Write the data out again, exactly as given.

Material provided
§

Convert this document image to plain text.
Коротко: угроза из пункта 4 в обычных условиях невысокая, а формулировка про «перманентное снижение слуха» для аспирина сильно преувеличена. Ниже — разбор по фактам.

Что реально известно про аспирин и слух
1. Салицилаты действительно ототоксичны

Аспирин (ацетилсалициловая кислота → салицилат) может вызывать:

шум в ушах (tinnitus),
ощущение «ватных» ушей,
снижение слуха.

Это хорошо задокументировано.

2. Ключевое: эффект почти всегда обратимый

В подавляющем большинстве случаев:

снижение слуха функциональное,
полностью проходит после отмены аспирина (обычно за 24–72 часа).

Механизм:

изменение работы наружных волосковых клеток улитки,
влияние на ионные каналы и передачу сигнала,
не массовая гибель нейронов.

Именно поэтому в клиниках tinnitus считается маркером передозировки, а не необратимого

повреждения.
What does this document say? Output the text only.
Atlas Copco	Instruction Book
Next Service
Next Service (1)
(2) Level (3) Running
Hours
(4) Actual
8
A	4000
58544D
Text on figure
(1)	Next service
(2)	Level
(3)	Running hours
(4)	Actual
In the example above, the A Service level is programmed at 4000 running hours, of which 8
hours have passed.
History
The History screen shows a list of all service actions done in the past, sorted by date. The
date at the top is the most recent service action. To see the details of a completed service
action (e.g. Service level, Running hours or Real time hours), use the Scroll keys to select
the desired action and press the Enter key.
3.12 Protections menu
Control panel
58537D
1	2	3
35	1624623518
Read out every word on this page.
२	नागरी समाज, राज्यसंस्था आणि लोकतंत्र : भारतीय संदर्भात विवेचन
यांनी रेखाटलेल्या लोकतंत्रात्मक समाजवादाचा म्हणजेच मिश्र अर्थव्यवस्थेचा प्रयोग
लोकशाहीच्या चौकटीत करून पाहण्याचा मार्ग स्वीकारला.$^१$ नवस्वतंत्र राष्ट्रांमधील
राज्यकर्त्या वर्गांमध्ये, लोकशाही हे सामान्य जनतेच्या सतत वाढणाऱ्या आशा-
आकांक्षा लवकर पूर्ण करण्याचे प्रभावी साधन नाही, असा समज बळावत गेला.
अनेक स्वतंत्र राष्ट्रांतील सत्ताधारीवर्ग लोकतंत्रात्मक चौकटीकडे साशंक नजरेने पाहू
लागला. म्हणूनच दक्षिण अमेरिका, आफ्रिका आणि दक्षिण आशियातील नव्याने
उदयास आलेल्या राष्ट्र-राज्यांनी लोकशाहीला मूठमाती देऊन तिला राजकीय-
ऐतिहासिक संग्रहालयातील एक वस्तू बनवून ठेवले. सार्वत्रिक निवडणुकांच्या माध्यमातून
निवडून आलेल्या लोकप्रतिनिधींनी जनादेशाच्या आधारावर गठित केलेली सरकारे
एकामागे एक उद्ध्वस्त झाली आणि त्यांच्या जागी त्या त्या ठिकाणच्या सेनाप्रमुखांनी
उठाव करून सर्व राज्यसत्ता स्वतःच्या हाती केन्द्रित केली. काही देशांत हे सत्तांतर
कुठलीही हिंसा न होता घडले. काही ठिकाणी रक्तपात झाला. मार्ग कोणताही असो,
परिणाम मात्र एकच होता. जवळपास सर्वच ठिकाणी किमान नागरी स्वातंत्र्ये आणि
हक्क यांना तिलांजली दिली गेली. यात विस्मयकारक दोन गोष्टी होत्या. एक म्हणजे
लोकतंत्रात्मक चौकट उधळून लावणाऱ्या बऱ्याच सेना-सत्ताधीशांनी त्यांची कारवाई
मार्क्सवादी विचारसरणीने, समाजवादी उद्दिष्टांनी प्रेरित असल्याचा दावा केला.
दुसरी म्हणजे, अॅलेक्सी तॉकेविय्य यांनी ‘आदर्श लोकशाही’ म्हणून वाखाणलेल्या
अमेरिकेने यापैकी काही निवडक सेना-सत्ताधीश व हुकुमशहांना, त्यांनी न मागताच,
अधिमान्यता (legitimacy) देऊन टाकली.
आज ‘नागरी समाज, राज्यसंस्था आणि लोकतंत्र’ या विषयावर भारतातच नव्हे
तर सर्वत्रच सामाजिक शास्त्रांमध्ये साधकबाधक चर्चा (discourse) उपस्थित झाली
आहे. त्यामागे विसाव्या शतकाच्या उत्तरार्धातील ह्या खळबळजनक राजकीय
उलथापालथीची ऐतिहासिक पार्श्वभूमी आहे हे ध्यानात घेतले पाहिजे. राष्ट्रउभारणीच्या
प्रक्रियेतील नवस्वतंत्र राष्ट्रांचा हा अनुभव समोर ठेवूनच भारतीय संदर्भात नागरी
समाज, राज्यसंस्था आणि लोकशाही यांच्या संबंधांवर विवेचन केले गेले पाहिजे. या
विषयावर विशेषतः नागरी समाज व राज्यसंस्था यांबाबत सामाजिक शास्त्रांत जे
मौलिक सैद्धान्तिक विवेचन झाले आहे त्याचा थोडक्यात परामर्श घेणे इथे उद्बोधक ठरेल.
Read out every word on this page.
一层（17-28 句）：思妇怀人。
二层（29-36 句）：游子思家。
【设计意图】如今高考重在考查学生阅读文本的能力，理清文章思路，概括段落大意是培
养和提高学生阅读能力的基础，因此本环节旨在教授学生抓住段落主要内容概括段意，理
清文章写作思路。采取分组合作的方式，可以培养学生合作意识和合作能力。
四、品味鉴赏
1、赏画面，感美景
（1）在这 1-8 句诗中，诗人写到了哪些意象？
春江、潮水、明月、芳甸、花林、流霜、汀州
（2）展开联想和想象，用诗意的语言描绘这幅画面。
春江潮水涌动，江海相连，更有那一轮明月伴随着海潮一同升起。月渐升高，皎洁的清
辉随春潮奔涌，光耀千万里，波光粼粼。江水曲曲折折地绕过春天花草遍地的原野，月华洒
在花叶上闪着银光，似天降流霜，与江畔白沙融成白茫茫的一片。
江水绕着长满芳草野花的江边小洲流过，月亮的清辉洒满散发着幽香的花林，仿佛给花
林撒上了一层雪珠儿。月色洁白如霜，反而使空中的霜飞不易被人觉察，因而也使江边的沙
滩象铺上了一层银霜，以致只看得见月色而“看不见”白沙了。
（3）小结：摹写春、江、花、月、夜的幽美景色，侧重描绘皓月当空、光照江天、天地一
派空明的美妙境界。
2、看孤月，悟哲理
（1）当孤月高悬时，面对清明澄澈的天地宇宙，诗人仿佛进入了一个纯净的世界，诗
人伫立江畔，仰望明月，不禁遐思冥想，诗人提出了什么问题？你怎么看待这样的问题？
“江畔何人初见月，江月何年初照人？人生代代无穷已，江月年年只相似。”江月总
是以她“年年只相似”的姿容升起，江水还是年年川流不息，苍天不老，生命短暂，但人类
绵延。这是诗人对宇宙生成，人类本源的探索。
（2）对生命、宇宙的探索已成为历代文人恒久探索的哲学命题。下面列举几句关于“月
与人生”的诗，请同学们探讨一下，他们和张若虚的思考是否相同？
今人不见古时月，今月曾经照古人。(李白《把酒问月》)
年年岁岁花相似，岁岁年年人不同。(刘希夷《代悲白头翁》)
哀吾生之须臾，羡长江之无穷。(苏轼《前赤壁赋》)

§

Final result
Convert this document image to plain text.
Коротко: угроза из пункта 4 в обычных условиях невысокая, а формулировка про «перманентное снижение слуха» для аспирина сильно преувеличена. Ниже — разбор по фактам.

Что реально известно про аспирин и слух
1. Салицилаты действительно ототоксичны

Аспирин (ацетилсалициловая кислота → салицилат) может вызывать:

шум в ушах (tinnitus),
ощущение «ватных» ушей,
снижение слуха.

Это хорошо задокументировано.

2. Ключевое: эффект почти всегда обратимый

В подавляющем большинстве случаев:

снижение слуха функциональное,
полностью проходит после отмены аспирина (обычно за 24–72 часа).

Механизм:

изменение работы наружных волосковых клеток улитки,
влияние на ионные каналы и передачу сигнала,
не массовая гибель нейронов.

Именно поэтому в клиниках tinnitus считается маркером передозировки, а не необратимого

повреждения.
What does this document say? Output the text only.
Atlas Copco	Instruction Book
Next Service
Next Service (1)
(2) Level (3) Running
Hours
(4) Actual
8
A	4000
58544D
Text on figure
(1)	Next service
(2)	Level
(3)	Running hours
(4)	Actual
In the example above, the A Service level is programmed at 4000 running hours, of which 8
hours have passed.
History
The History screen shows a list of all service actions done in the past, sorted by date. The
date at the top is the most recent service action. To see the details of a completed service
action (e.g. Service level, Running hours or Real time hours), use the Scroll keys to select
the desired action and press the Enter key.
3.12 Protections menu
Control panel
58537D
1	2	3
35	1624623518
Read out every word on this page.
२	नागरी समाज, राज्यसंस्था आणि लोकतंत्र : भारतीय संदर्भात विवेचन
यांनी रेखाटलेल्या लोकतंत्रात्मक समाजवादाचा म्हणजेच मिश्र अर्थव्यवस्थेचा प्रयोग
लोकशाहीच्या चौकटीत करून पाहण्याचा मार्ग स्वीकारला.$^१$ नवस्वतंत्र राष्ट्रांमधील
राज्यकर्त्या वर्गांमध्ये, लोकशाही हे सामान्य जनतेच्या सतत वाढणाऱ्या आशा-
आकांक्षा लवकर पूर्ण करण्याचे प्रभावी साधन नाही, असा समज बळावत गेला.
अनेक स्वतंत्र राष्ट्रांतील सत्ताधारीवर्ग लोकतंत्रात्मक चौकटीकडे साशंक नजरेने पाहू
लागला. म्हणूनच दक्षिण अमेरिका, आफ्रिका आणि दक्षिण आशियातील नव्याने
उदयास आलेल्या राष्ट्र-राज्यांनी लोकशाहीला मूठमाती देऊन तिला राजकीय-
ऐतिहासिक संग्रहालयातील एक वस्तू बनवून ठेवले. सार्वत्रिक निवडणुकांच्या माध्यमातून
निवडून आलेल्या लोकप्रतिनिधींनी जनादेशाच्या आधारावर गठित केलेली सरकारे
एकामागे एक उद्ध्वस्त झाली आणि त्यांच्या जागी त्या त्या ठिकाणच्या सेनाप्रमुखांनी
उठाव करून सर्व राज्यसत्ता स्वतःच्या हाती केन्द्रित केली. काही देशांत हे सत्तांतर
कुठलीही हिंसा न होता घडले. काही ठिकाणी रक्तपात झाला. मार्ग कोणताही असो,
परिणाम मात्र एकच होता. जवळपास सर्वच ठिकाणी किमान नागरी स्वातंत्र्ये आणि
हक्क यांना तिलांजली दिली गेली. यात विस्मयकारक दोन गोष्टी होत्या. एक म्हणजे
लोकतंत्रात्मक चौकट उधळून लावणाऱ्या बऱ्याच सेना-सत्ताधीशांनी त्यांची कारवाई
मार्क्सवादी विचारसरणीने, समाजवादी उद्दिष्टांनी प्रेरित असल्याचा दावा केला.
दुसरी म्हणजे, अॅलेक्सी तॉकेविय्य यांनी ‘आदर्श लोकशाही’ म्हणून वाखाणलेल्या
अमेरिकेने यापैकी काही निवडक सेना-सत्ताधीश व हुकुमशहांना, त्यांनी न मागताच,
अधिमान्यता (legitimacy) देऊन टाकली.
आज ‘नागरी समाज, राज्यसंस्था आणि लोकतंत्र’ या विषयावर भारतातच नव्हे
तर सर्वत्रच सामाजिक शास्त्रांमध्ये साधकबाधक चर्चा (discourse) उपस्थित झाली
आहे. त्यामागे विसाव्या शतकाच्या उत्तरार्धातील ह्या खळबळजनक राजकीय
उलथापालथीची ऐतिहासिक पार्श्वभूमी आहे हे ध्यानात घेतले पाहिजे. राष्ट्रउभारणीच्या
प्रक्रियेतील नवस्वतंत्र राष्ट्रांचा हा अनुभव समोर ठेवूनच भारतीय संदर्भात नागरी
समाज, राज्यसंस्था आणि लोकशाही यांच्या संबंधांवर विवेचन केले गेले पाहिजे. या
विषयावर विशेषतः नागरी समाज व राज्यसंस्था यांबाबत सामाजिक शास्त्रांत जे
मौलिक सैद्धान्तिक विवेचन झाले आहे त्याचा थोडक्यात परामर्श घेणे इथे उद्बोधक ठरेल.
Read out every word on this page.
一层（17-28 句）：思妇怀人。
二层（29-36 句）：游子思家。
【设计意图】如今高考重在考查学生阅读文本的能力，理清文章思路，概括段落大意是培
养和提高学生阅读能力的基础，因此本环节旨在教授学生抓住段落主要内容概括段意，理
清文章写作思路。采取分组合作的方式，可以培养学生合作意识和合作能力。
四、品味鉴赏
1、赏画面，感美景
（1）在这 1-8 句诗中，诗人写到了哪些意象？
春江、潮水、明月、芳甸、花林、流霜、汀州
（2）展开联想和想象，用诗意的语言描绘这幅画面。
春江潮水涌动，江海相连，更有那一轮明月伴随着海潮一同升起。月渐升高，皎洁的清
辉随春潮奔涌，光耀千万里，波光粼粼。江水曲曲折折地绕过春天花草遍地的原野，月华洒
在花叶上闪着银光，似天降流霜，与江畔白沙融成白茫茫的一片。
江水绕着长满芳草野花的江边小洲流过，月亮的清辉洒满散发着幽香的花林，仿佛给花
林撒上了一层雪珠儿。月色洁白如霜，反而使空中的霜飞不易被人觉察，因而也使江边的沙
滩象铺上了一层银霜，以致只看得见月色而“看不见”白沙了。
（3）小结：摹写春、江、花、月、夜的幽美景色，侧重描绘皓月当空、光照江天、天地一
派空明的美妙境界。
2、看孤月，悟哲理
（1）当孤月高悬时，面对清明澄澈的天地宇宙，诗人仿佛进入了一个纯净的世界，诗
人伫立江畔，仰望明月，不禁遐思冥想，诗人提出了什么问题？你怎么看待这样的问题？
“江畔何人初见月，江月何年初照人？人生代代无穷已，江月年年只相似。”江月总
是以她“年年只相似”的姿容升起，江水还是年年川流不息，苍天不老，生命短暂，但人类
绵延。这是诗人对宇宙生成，人类本源的探索。
（2）对生命、宇宙的探索已成为历代文人恒久探索的哲学命题。下面列举几句关于“月
与人生”的诗，请同学们探讨一下，他们和张若虚的思考是否相同？
今人不见古时月，今月曾经照古人。(李白《把酒问月》)
年年岁岁花相似，岁岁年年人不同。(刘希夷《代悲白头翁》)
哀吾生之须臾，羡长江之无穷。(苏轼《前赤壁赋》)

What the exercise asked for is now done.